START SUPPLIED MATERIAL

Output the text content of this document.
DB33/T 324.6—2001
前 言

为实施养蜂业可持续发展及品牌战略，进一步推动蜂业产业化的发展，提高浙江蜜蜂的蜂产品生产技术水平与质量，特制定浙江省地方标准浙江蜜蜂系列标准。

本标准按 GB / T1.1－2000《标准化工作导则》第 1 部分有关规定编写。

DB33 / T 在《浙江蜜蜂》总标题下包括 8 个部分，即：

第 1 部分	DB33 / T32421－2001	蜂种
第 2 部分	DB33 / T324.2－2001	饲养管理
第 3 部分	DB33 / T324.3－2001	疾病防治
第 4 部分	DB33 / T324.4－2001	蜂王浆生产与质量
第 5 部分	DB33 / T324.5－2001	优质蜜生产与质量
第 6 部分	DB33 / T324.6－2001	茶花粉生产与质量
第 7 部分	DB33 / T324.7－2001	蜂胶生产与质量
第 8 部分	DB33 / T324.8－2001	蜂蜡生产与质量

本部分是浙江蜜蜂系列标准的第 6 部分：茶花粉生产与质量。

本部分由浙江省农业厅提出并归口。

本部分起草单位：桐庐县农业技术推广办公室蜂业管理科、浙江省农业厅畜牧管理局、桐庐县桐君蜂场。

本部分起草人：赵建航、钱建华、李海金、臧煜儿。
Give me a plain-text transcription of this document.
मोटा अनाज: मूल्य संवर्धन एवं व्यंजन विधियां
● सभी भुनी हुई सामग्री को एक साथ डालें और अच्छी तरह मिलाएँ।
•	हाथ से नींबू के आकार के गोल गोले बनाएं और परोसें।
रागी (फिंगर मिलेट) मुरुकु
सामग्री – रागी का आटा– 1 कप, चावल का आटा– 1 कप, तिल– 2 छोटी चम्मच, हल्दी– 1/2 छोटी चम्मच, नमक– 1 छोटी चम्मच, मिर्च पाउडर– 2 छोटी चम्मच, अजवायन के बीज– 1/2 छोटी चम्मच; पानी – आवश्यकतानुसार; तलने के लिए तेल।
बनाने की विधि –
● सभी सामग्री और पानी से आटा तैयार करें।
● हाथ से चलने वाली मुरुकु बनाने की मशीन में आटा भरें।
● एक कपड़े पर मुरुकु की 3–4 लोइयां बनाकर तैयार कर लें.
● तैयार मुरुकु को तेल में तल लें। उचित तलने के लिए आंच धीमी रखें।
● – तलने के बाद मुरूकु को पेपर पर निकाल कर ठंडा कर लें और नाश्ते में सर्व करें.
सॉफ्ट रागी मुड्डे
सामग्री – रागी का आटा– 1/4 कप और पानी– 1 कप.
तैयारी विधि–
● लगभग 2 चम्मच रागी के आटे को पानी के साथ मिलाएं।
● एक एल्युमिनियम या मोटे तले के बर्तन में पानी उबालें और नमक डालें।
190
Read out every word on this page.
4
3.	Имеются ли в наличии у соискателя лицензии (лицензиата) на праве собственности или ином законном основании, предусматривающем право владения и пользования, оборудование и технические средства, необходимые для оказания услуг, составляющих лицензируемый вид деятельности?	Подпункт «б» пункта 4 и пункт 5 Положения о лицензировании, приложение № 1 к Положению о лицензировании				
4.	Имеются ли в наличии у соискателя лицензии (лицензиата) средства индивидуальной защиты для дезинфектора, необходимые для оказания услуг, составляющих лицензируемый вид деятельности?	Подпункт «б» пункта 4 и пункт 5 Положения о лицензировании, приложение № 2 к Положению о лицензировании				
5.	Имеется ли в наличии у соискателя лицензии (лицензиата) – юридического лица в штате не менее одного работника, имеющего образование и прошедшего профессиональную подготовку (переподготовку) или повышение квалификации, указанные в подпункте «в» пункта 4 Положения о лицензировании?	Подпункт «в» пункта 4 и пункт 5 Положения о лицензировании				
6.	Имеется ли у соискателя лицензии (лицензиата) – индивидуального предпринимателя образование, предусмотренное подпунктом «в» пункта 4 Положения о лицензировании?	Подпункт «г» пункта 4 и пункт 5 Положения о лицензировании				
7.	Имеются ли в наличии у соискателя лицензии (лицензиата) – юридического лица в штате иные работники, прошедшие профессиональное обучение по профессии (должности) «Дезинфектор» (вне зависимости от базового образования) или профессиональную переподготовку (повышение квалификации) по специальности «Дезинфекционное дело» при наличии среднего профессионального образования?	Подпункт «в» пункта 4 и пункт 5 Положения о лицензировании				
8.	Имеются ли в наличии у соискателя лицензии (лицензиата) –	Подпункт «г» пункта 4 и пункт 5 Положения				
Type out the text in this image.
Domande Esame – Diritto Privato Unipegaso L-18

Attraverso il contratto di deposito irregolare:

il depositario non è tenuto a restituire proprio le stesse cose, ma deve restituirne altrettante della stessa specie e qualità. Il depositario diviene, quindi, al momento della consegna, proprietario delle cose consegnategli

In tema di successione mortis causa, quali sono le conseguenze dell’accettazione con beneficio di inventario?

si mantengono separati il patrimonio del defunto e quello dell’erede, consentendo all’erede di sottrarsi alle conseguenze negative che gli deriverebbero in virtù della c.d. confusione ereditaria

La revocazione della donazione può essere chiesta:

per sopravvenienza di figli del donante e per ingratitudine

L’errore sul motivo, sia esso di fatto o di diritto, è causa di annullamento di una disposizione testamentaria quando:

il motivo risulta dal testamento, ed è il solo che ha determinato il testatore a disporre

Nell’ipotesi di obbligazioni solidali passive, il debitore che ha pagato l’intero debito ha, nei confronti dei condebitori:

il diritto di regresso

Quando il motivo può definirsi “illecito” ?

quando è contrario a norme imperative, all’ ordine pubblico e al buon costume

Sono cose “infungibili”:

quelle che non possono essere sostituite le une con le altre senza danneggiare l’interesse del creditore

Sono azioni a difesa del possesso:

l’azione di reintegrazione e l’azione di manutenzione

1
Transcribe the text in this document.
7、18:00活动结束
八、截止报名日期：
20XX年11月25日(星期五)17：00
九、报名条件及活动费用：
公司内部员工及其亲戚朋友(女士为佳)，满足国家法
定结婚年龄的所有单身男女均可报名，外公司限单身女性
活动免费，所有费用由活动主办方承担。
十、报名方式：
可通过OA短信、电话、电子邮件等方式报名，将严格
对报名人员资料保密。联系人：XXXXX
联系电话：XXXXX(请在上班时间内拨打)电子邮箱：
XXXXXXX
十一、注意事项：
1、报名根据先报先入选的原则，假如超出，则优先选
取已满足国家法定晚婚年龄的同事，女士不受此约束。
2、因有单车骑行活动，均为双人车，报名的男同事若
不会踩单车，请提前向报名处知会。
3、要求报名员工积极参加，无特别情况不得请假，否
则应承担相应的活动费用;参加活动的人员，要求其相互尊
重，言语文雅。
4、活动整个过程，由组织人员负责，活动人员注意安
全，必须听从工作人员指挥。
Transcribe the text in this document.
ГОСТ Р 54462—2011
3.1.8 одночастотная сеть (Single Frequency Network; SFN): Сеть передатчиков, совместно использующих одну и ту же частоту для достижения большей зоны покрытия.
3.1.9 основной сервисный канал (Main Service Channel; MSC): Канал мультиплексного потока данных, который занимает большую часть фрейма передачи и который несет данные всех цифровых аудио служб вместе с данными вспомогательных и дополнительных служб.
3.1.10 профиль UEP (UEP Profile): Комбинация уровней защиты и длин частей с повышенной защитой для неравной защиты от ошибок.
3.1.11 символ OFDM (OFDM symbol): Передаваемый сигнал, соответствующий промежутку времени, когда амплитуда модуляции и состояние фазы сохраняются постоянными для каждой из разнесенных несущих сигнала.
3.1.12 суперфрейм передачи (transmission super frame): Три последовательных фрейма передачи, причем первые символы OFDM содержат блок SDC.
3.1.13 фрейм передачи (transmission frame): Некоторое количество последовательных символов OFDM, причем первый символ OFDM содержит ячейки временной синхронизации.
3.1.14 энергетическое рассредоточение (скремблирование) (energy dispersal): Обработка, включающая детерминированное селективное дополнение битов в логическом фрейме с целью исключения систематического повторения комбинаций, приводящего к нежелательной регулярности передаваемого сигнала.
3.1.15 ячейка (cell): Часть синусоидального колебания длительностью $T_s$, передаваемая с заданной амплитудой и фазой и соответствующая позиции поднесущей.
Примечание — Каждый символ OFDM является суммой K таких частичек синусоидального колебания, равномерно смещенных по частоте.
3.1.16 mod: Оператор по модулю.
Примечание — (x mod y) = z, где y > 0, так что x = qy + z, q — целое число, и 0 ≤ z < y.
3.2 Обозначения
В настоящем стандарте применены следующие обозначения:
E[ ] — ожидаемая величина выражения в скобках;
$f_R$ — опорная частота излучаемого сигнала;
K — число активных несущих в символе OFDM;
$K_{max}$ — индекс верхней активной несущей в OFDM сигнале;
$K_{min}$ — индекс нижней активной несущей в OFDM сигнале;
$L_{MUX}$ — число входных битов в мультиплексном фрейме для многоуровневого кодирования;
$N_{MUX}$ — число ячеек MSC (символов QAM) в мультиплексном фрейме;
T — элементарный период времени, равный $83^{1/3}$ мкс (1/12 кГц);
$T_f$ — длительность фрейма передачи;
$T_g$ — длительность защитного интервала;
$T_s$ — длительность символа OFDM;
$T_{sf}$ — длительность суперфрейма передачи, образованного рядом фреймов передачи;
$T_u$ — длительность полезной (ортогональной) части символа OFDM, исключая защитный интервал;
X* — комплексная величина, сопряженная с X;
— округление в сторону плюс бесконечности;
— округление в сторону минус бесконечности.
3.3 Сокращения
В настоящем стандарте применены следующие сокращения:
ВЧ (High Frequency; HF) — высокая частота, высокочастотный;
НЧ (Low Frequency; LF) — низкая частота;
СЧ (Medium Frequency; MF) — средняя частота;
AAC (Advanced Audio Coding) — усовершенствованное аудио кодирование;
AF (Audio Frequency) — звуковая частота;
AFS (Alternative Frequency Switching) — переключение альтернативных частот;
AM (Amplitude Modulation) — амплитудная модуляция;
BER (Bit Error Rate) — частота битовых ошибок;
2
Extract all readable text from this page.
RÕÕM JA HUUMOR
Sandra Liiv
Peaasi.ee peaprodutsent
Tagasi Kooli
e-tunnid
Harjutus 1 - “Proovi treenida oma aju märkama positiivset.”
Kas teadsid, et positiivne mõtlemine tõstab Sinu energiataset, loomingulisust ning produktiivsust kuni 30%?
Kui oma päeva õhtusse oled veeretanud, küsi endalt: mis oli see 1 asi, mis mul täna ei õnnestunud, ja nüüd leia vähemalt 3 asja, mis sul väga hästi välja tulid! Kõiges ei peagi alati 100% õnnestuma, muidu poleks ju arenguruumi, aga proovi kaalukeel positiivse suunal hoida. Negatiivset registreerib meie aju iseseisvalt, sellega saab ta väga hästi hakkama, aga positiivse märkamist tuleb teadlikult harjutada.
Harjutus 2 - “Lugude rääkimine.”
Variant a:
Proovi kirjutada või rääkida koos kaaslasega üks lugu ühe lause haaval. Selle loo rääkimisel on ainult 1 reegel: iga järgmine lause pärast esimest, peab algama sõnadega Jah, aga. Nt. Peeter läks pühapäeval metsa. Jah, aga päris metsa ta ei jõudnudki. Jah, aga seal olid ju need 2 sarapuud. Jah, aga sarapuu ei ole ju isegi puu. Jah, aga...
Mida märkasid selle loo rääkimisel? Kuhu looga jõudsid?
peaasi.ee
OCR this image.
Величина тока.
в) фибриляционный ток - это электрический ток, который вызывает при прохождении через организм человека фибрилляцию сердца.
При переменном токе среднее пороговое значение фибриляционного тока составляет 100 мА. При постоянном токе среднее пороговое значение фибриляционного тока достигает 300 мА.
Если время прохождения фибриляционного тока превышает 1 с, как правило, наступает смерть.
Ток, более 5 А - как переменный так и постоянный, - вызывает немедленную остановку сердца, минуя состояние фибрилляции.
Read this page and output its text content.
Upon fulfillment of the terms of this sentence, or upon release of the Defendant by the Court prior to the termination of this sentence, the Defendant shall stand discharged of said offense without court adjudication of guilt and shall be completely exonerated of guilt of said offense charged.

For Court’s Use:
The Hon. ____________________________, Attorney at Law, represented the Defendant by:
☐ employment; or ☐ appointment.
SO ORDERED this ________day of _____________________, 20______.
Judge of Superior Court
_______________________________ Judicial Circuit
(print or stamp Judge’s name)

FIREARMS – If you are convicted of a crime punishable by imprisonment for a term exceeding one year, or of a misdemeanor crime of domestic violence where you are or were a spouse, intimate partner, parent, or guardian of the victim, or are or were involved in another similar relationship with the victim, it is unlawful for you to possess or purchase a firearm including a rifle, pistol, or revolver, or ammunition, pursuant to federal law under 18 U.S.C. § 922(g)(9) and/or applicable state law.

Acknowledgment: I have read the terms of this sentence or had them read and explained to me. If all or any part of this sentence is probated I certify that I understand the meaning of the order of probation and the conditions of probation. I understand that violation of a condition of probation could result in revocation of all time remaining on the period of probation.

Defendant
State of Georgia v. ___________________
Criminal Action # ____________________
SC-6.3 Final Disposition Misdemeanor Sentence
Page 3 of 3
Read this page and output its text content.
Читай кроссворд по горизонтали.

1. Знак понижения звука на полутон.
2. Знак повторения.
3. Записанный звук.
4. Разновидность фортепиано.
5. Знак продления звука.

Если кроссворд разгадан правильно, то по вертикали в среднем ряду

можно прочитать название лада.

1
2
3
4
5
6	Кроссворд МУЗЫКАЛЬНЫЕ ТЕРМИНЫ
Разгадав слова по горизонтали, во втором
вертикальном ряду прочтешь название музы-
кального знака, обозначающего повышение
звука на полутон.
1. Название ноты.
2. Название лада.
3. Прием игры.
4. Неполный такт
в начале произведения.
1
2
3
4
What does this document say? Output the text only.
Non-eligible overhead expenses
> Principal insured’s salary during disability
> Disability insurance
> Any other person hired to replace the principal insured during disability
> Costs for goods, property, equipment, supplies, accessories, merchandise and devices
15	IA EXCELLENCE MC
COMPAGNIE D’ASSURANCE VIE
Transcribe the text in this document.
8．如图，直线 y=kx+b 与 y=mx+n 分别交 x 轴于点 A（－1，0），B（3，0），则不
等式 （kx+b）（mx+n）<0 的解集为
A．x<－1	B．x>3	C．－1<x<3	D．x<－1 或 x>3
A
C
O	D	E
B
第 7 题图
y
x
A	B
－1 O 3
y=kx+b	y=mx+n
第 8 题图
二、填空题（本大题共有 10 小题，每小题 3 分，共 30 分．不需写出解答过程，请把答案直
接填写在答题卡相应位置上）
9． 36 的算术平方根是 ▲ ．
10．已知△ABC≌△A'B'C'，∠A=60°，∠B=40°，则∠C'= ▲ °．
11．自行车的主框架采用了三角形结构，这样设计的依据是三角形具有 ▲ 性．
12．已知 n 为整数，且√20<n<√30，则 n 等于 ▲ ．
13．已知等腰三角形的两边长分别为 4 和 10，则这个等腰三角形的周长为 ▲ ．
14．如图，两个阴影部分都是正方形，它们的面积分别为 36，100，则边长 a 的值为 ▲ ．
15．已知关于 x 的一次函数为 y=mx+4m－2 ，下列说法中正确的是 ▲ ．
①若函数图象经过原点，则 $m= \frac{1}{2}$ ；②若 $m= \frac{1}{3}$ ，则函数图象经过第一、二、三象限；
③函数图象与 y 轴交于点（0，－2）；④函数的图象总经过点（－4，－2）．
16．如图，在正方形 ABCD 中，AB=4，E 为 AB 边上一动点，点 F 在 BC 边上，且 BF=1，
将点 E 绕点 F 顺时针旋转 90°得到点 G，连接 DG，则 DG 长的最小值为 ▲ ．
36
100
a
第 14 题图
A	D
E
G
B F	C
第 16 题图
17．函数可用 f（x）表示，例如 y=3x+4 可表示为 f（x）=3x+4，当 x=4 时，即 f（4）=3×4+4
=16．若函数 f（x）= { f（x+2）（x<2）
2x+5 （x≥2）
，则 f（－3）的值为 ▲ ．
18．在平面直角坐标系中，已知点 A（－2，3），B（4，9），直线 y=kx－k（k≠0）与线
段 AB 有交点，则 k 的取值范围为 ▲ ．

END SUPPLIED MATERIAL

Scan the material above. Return every line containing the string "следующие".

» **RESPONSE TO THE EXERCISE**:
В настоящем стандарте применены следующие обозначения:
В настоящем стандарте применены следующие сокращения:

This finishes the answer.